What to do
Pictures stay out. Everything else in the entries is copied exactly.

Information
================

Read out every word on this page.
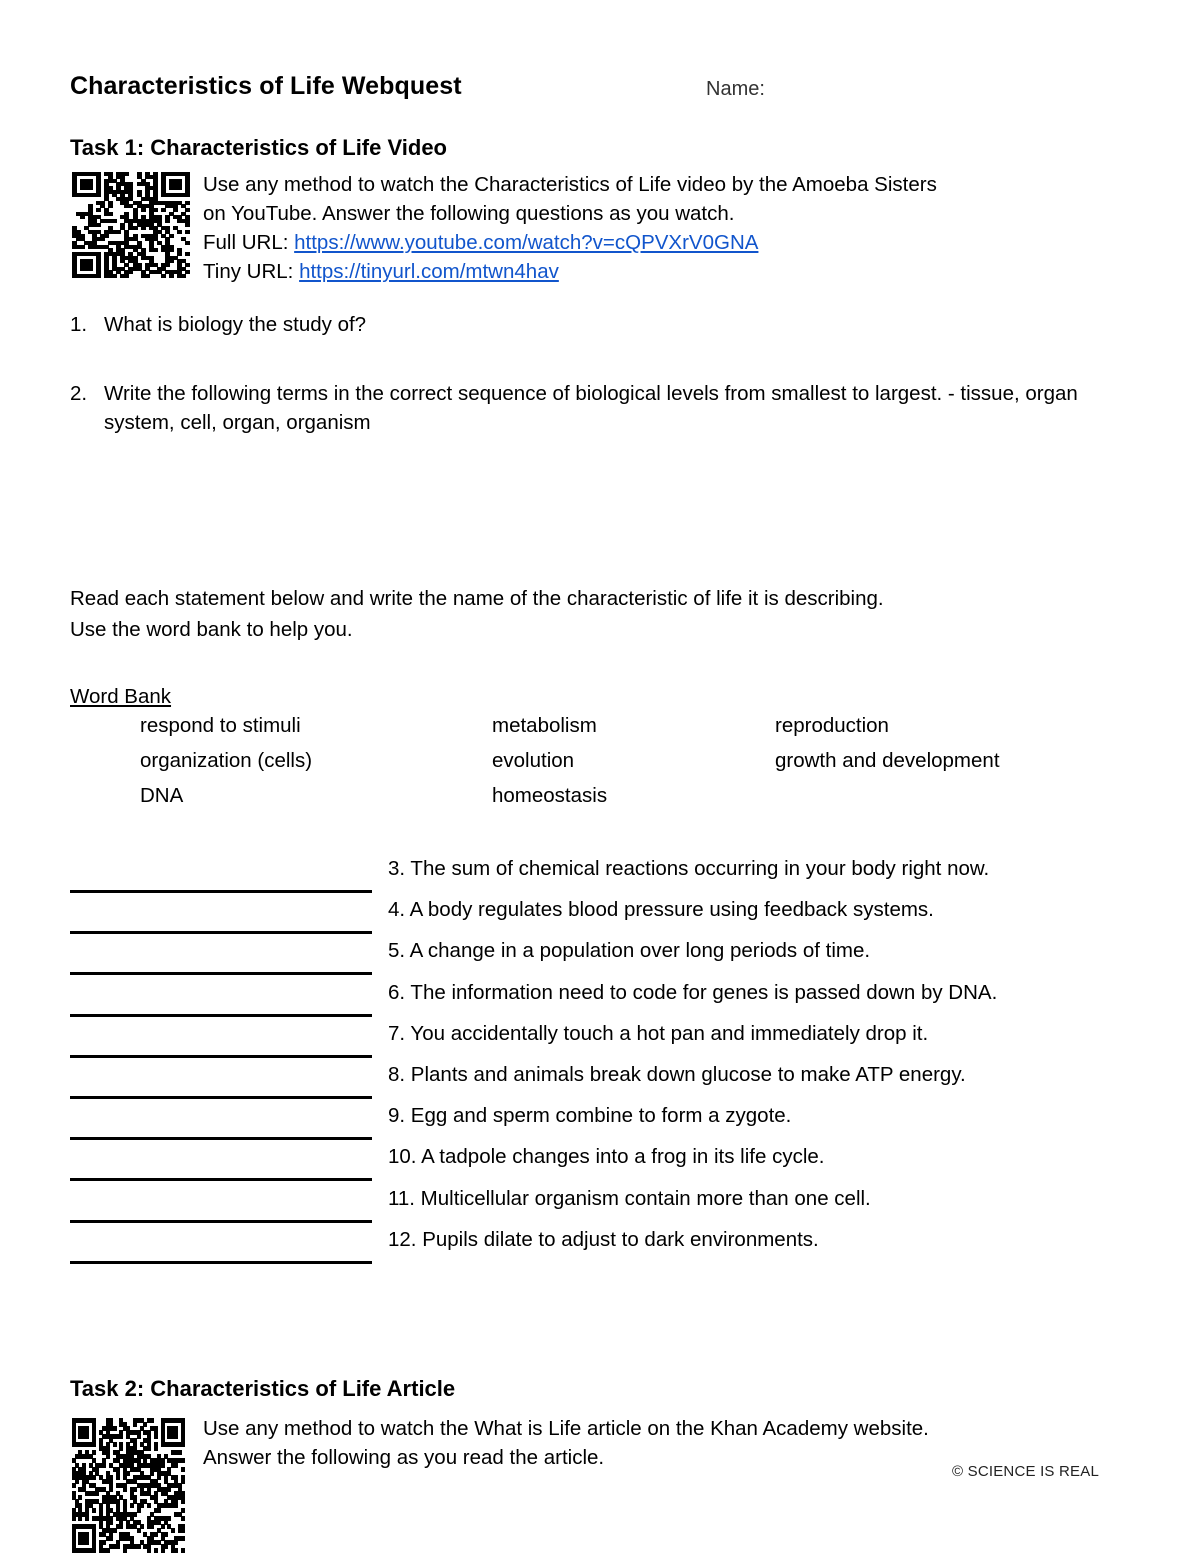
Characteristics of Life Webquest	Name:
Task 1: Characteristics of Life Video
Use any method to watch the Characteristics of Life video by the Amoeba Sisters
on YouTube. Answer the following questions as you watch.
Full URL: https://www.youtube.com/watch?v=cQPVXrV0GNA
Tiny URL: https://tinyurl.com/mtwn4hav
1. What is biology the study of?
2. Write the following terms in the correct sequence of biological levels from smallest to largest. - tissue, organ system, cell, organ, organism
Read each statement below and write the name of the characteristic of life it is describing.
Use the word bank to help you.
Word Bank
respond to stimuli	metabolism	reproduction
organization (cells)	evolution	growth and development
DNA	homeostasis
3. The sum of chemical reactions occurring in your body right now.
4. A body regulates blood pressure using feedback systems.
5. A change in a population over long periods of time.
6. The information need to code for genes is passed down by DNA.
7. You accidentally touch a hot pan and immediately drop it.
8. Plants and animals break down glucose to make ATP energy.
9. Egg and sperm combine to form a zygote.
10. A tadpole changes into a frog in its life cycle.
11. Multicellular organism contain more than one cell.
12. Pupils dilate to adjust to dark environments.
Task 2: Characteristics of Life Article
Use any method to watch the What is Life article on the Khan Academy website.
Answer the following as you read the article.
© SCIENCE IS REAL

================

Result of this exercise
Read out every word on this page.
Characteristics of Life Webquest	Name:
Task 1: Characteristics of Life Video
Use any method to watch the Characteristics of Life video by the Amoeba Sisters
on YouTube. Answer the following questions as you watch.
Full URL: https://www.youtube.com/watch?v=cQPVXrV0GNA
Tiny URL: https://tinyurl.com/mtwn4hav
1. What is biology the study of?
2. Write the following terms in the correct sequence of biological levels from smallest to largest. - tissue, organ system, cell, organ, organism
Read each statement below and write the name of the characteristic of life it is describing.
Use the word bank to help you.
Word Bank
respond to stimuli	metabolism	reproduction
organization (cells)	evolution	growth and development
DNA	homeostasis
3. The sum of chemical reactions occurring in your body right now.
4. A body regulates blood pressure using feedback systems.
5. A change in a population over long periods of time.
6. The information need to code for genes is passed down by DNA.
7. You accidentally touch a hot pan and immediately drop it.
8. Plants and animals break down glucose to make ATP energy.
9. Egg and sperm combine to form a zygote.
10. A tadpole changes into a frog in its life cycle.
11. Multicellular organism contain more than one cell.
12. Pupils dilate to adjust to dark environments.
Task 2: Characteristics of Life Article
Use any method to watch the What is Life article on the Khan Academy website.
Answer the following as you read the article.
© SCIENCE IS REAL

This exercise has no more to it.